◆ **TASK BRIEF**: Repeat, exactly and completely, the entries shown underneath.

◆ **DATA ENTRIES**:
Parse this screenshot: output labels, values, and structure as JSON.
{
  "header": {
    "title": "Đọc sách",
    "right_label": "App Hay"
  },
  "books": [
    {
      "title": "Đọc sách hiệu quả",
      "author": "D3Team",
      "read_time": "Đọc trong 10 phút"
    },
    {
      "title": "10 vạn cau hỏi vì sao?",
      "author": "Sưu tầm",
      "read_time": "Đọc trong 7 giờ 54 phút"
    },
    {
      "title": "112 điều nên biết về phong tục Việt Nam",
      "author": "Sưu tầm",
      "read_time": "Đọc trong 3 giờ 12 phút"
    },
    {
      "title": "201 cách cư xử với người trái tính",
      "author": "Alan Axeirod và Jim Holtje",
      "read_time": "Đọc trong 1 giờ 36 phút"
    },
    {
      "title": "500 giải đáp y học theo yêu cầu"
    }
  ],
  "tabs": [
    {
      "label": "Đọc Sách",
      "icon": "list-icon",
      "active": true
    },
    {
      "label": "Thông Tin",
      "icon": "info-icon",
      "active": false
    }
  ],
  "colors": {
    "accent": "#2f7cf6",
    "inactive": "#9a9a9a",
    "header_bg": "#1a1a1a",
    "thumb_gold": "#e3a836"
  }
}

◆ **OUTPUT FOR THIS TASK**:
Parse this screenshot: output labels, values, and structure as JSON.
{
  "header": {
    "title": "Đọc sách",
    "right_label": "App Hay"
  },
  "books": [
    {
      "title": "Đọc sách hiệu quả",
      "author": "D3Team",
      "read_time": "Đọc trong 10 phút"
    },
    {
      "title": "10 vạn cau hỏi vì sao?",
      "author": "Sưu tầm",
      "read_time": "Đọc trong 7 giờ 54 phút"
    },
    {
      "title": "112 điều nên biết về phong tục Việt Nam",
      "author": "Sưu tầm",
      "read_time": "Đọc trong 3 giờ 12 phút"
    },
    {
      "title": "201 cách cư xử với người trái tính",
      "author": "Alan Axeirod và Jim Holtje",
      "read_time": "Đọc trong 1 giờ 36 phút"
    },
    {
      "title": "500 giải đáp y học theo yêu cầu"
    }
  ],
  "tabs": [
    {
      "label": "Đọc Sách",
      "icon": "list-icon",
      "active": true
    },
    {
      "label": "Thông Tin",
      "icon": "info-icon",
      "active": false
    }
  ],
  "colors": {
    "accent": "#2f7cf6",
    "inactive": "#9a9a9a",
    "header_bg": "#1a1a1a",
    "thumb_gold": "#e3a836"
  }
}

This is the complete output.